§ **Task to complete**: Without the pictures, copy all the entries below exactly.

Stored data

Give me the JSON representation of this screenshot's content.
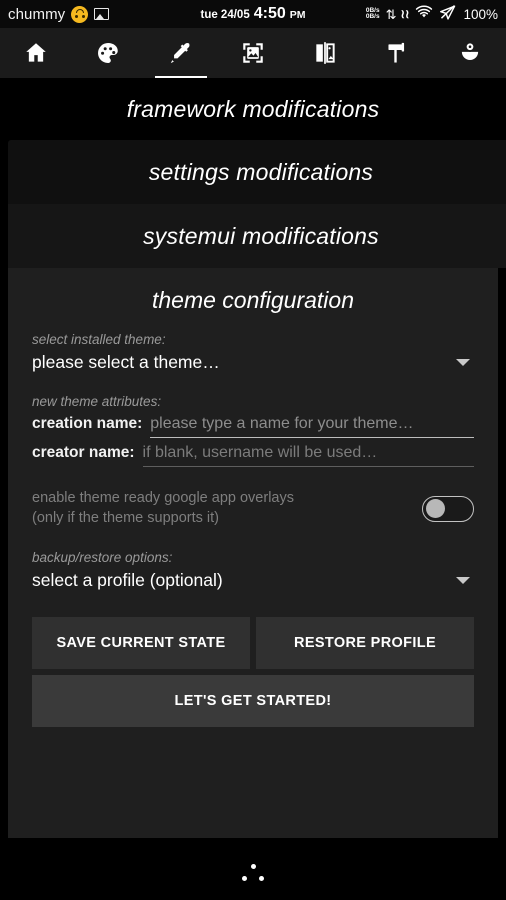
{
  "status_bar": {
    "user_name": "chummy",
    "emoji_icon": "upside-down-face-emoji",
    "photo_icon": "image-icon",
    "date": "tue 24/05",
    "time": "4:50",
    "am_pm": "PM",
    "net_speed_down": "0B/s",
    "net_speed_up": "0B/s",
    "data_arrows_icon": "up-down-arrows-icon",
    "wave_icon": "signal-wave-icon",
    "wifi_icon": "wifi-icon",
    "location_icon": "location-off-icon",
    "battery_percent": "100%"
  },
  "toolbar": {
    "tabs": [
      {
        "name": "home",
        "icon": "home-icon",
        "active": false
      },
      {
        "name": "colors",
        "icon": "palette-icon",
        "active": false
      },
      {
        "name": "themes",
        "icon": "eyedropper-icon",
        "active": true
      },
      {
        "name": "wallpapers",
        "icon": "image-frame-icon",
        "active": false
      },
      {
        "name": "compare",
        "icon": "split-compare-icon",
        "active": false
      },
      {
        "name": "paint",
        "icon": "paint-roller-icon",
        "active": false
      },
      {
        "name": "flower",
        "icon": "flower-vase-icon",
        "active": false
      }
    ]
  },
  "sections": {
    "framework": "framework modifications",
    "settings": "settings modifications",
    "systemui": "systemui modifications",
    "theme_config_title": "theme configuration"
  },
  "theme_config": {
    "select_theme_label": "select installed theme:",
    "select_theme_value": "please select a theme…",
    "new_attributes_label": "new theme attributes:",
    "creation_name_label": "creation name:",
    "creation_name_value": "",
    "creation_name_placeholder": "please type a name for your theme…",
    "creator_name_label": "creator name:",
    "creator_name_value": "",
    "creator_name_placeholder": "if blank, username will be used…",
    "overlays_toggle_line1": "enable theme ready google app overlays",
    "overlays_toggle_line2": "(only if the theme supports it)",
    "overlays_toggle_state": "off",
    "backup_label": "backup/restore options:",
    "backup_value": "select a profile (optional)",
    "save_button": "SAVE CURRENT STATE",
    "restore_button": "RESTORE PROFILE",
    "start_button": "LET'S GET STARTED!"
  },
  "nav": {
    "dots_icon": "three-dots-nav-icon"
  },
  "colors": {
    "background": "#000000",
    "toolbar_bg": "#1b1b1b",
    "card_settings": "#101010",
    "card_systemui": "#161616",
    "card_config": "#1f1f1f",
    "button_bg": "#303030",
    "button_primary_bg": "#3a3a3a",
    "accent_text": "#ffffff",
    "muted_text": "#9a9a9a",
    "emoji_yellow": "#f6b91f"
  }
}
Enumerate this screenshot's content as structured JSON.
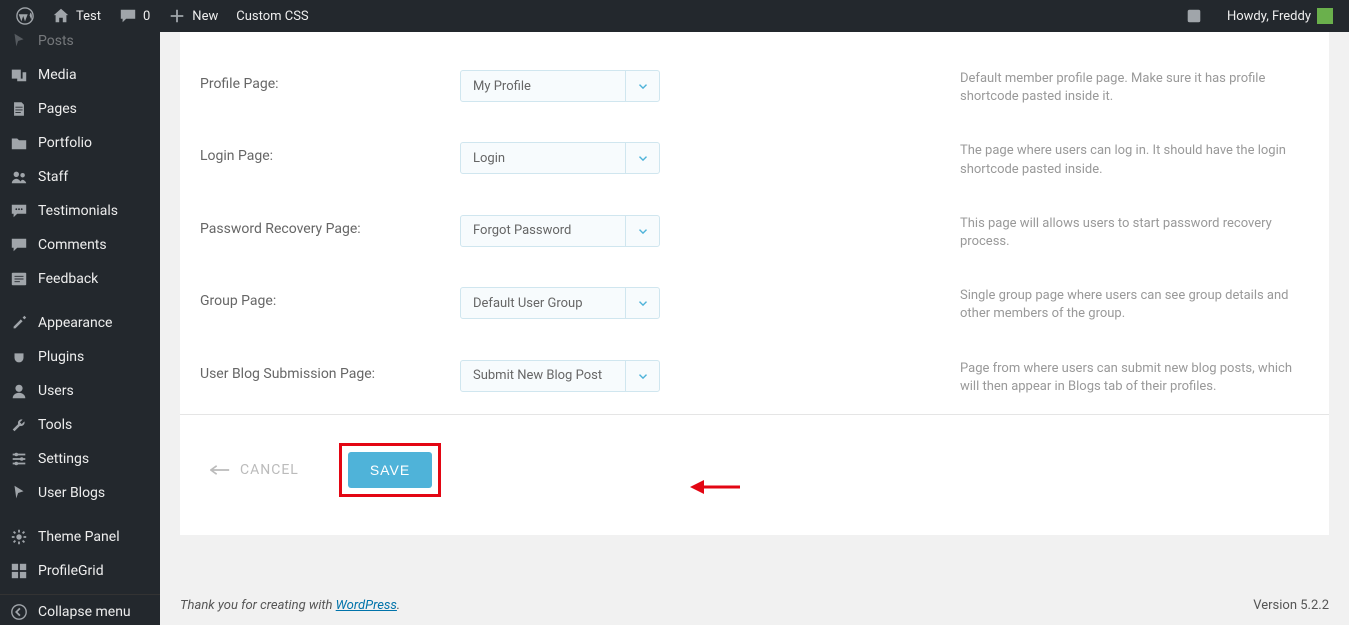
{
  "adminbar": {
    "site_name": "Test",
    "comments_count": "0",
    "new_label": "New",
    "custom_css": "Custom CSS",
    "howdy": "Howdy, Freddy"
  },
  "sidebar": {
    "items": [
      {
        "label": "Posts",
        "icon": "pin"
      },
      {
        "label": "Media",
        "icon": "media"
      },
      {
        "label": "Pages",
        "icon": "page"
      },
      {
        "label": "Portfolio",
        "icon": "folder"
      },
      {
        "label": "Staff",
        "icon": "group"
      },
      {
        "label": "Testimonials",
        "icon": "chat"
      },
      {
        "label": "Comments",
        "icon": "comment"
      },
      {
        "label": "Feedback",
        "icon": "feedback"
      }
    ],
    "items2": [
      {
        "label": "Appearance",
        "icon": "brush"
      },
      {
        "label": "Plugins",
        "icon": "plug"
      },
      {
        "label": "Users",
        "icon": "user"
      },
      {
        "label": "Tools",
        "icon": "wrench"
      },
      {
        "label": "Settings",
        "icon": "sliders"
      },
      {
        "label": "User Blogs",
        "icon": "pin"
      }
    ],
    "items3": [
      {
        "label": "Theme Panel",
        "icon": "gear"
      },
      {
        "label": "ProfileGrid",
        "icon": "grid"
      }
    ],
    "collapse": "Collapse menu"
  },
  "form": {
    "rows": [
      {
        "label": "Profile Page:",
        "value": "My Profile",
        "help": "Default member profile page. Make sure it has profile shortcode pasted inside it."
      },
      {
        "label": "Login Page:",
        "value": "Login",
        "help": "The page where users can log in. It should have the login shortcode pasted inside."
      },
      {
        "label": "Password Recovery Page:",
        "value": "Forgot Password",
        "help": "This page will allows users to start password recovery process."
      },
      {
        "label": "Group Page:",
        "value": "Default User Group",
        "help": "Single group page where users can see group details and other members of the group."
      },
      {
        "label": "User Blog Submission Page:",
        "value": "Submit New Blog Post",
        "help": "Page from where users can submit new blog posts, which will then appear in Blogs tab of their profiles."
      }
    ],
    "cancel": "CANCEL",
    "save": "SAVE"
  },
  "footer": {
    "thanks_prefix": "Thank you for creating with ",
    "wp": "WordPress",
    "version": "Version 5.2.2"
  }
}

§ **Answer to this task**:
Give me the JSON representation of this screenshot's content.
{
  "status_bar": {
    "user_name": "chummy",
    "emoji_icon": "upside-down-face-emoji",
    "photo_icon": "image-icon",
    "date": "tue 24/05",
    "time": "4:50",
    "am_pm": "PM",
    "net_speed_down": "0B/s",
    "net_speed_up": "0B/s",
    "data_arrows_icon": "up-down-arrows-icon",
    "wave_icon": "signal-wave-icon",
    "wifi_icon": "wifi-icon",
    "location_icon": "location-off-icon",
    "battery_percent": "100%"
  },
  "toolbar": {
    "tabs": [
      {
        "name": "home",
        "icon": "home-icon",
        "active": false
      },
      {
        "name": "colors",
        "icon": "palette-icon",
        "active": false
      },
      {
        "name": "themes",
        "icon": "eyedropper-icon",
        "active": true
      },
      {
        "name": "wallpapers",
        "icon": "image-frame-icon",
        "active": false
      },
      {
        "name": "compare",
        "icon": "split-compare-icon",
        "active": false
      },
      {
        "name": "paint",
        "icon": "paint-roller-icon",
        "active": false
      },
      {
        "name": "flower",
        "icon": "flower-vase-icon",
        "active": false
      }
    ]
  },
  "sections": {
    "framework": "framework modifications",
    "settings": "settings modifications",
    "systemui": "systemui modifications",
    "theme_config_title": "theme configuration"
  },
  "theme_config": {
    "select_theme_label": "select installed theme:",
    "select_theme_value": "please select a theme…",
    "new_attributes_label": "new theme attributes:",
    "creation_name_label": "creation name:",
    "creation_name_value": "",
    "creation_name_placeholder": "please type a name for your theme…",
    "creator_name_label": "creator name:",
    "creator_name_value": "",
    "creator_name_placeholder": "if blank, username will be used…",
    "overlays_toggle_line1": "enable theme ready google app overlays",
    "overlays_toggle_line2": "(only if the theme supports it)",
    "overlays_toggle_state": "off",
    "backup_label": "backup/restore options:",
    "backup_value": "select a profile (optional)",
    "save_button": "SAVE CURRENT STATE",
    "restore_button": "RESTORE PROFILE",
    "start_button": "LET'S GET STARTED!"
  },
  "nav": {
    "dots_icon": "three-dots-nav-icon"
  },
  "colors": {
    "background": "#000000",
    "toolbar_bg": "#1b1b1b",
    "card_settings": "#101010",
    "card_systemui": "#161616",
    "card_config": "#1f1f1f",
    "button_bg": "#303030",
    "button_primary_bg": "#3a3a3a",
    "accent_text": "#ffffff",
    "muted_text": "#9a9a9a",
    "emoji_yellow": "#f6b91f"
  }
}
Enumerate this screenshot's content as structured JSON.
{
  "adminbar": {
    "site_name": "Test",
    "comments_count": "0",
    "new_label": "New",
    "custom_css": "Custom CSS",
    "howdy": "Howdy, Freddy"
  },
  "sidebar": {
    "items": [
      {
        "label": "Posts",
        "icon": "pin"
      },
      {
        "label": "Media",
        "icon": "media"
      },
      {
        "label": "Pages",
        "icon": "page"
      },
      {
        "label": "Portfolio",
        "icon": "folder"
      },
      {
        "label": "Staff",
        "icon": "group"
      },
      {
        "label": "Testimonials",
        "icon": "chat"
      },
      {
        "label": "Comments",
        "icon": "comment"
      },
      {
        "label": "Feedback",
        "icon": "feedback"
      }
    ],
    "items2": [
      {
        "label": "Appearance",
        "icon": "brush"
      },
      {
        "label": "Plugins",
        "icon": "plug"
      },
      {
        "label": "Users",
        "icon": "user"
      },
      {
        "label": "Tools",
        "icon": "wrench"
      },
      {
        "label": "Settings",
        "icon": "sliders"
      },
      {
        "label": "User Blogs",
        "icon": "pin"
      }
    ],
    "items3": [
      {
        "label": "Theme Panel",
        "icon": "gear"
      },
      {
        "label": "ProfileGrid",
        "icon": "grid"
      }
    ],
    "collapse": "Collapse menu"
  },
  "form": {
    "rows": [
      {
        "label": "Profile Page:",
        "value": "My Profile",
        "help": "Default member profile page. Make sure it has profile shortcode pasted inside it."
      },
      {
        "label": "Login Page:",
        "value": "Login",
        "help": "The page where users can log in. It should have the login shortcode pasted inside."
      },
      {
        "label": "Password Recovery Page:",
        "value": "Forgot Password",
        "help": "This page will allows users to start password recovery process."
      },
      {
        "label": "Group Page:",
        "value": "Default User Group",
        "help": "Single group page where users can see group details and other members of the group."
      },
      {
        "label": "User Blog Submission Page:",
        "value": "Submit New Blog Post",
        "help": "Page from where users can submit new blog posts, which will then appear in Blogs tab of their profiles."
      }
    ],
    "cancel": "CANCEL",
    "save": "SAVE"
  },
  "footer": {
    "thanks_prefix": "Thank you for creating with ",
    "wp": "WordPress",
    "version": "Version 5.2.2"
  }
}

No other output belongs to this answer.